### THE PROBLEM
Wherever "based" appears in a line, copy that line.

[Saved entries]

+ + + + + + +

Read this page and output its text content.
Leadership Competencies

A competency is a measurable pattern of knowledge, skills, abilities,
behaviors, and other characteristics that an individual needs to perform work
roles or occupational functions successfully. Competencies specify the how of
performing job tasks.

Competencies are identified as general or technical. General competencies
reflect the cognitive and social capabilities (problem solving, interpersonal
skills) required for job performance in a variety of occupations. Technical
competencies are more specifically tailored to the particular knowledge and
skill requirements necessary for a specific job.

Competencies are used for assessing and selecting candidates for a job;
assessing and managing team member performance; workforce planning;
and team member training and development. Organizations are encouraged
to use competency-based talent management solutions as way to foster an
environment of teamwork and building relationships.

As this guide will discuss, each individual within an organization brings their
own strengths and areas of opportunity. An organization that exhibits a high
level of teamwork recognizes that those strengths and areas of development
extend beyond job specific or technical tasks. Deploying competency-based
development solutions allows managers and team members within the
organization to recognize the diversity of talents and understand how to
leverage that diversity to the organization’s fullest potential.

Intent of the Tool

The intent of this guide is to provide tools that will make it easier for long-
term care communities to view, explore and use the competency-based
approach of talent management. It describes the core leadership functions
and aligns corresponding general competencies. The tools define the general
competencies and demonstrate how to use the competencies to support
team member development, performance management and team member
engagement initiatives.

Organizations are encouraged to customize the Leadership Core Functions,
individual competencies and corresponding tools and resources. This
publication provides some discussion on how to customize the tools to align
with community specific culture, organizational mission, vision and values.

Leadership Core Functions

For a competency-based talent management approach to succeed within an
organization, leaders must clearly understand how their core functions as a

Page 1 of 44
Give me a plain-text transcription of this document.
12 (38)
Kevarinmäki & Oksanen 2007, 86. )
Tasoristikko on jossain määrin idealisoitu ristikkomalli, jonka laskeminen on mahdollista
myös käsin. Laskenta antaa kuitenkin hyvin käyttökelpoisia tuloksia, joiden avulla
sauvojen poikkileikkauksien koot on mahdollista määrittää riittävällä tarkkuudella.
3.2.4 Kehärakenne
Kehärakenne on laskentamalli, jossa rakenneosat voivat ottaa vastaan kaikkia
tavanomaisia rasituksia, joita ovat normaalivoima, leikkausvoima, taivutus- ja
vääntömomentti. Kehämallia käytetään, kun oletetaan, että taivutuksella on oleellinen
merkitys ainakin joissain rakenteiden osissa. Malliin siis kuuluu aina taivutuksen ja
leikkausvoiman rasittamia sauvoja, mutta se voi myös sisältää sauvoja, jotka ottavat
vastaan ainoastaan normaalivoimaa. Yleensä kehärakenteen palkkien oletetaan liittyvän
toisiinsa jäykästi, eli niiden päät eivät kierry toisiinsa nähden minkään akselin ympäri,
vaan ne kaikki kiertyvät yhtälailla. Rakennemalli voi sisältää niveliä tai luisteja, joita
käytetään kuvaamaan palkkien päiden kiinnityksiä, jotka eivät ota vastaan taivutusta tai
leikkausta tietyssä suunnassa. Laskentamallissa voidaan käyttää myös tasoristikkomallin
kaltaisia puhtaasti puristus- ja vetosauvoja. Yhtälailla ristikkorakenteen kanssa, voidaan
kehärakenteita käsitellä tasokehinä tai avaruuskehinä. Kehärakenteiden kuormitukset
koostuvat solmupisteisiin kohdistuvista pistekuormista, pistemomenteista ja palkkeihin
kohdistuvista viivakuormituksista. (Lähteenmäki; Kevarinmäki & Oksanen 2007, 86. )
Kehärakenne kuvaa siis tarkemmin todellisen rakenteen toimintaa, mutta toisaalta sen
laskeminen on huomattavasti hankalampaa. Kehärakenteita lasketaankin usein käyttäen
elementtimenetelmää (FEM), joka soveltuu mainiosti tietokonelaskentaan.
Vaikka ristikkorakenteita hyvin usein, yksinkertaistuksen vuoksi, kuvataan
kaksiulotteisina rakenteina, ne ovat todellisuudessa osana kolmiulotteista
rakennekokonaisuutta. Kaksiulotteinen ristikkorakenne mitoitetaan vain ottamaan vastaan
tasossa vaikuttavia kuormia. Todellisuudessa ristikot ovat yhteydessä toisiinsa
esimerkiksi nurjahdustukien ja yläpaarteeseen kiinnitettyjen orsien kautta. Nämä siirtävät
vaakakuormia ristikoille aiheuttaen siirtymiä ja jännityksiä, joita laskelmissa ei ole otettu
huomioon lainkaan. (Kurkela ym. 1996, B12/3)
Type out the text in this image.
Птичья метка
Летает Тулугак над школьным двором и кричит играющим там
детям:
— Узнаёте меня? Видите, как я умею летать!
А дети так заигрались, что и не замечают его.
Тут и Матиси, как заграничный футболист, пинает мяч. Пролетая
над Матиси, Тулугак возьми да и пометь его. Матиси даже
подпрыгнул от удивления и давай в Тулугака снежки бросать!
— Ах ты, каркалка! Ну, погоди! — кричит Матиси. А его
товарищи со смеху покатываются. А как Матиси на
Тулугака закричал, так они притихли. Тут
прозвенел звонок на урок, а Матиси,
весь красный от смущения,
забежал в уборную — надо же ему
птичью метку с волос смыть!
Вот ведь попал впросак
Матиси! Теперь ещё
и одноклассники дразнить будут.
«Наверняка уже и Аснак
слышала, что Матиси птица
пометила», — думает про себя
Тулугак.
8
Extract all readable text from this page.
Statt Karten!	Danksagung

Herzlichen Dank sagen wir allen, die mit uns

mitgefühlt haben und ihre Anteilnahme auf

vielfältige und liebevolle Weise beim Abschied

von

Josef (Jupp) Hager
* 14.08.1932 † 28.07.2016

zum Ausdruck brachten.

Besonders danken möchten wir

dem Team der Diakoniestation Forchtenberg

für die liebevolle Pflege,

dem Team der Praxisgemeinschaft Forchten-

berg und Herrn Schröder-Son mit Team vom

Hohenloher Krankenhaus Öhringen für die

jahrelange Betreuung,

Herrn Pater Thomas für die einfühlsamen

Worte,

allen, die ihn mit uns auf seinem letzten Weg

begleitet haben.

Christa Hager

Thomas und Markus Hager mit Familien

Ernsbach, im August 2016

+ + + + + + +

### OUTPUT FOR THIS EXERCISE
to use competency-based talent management solutions as way to foster an
extend beyond job specific or technical tasks. Deploying competency-based
term care communities to view, explore and use the competency-based
For a competency-based talent management approach to succeed within an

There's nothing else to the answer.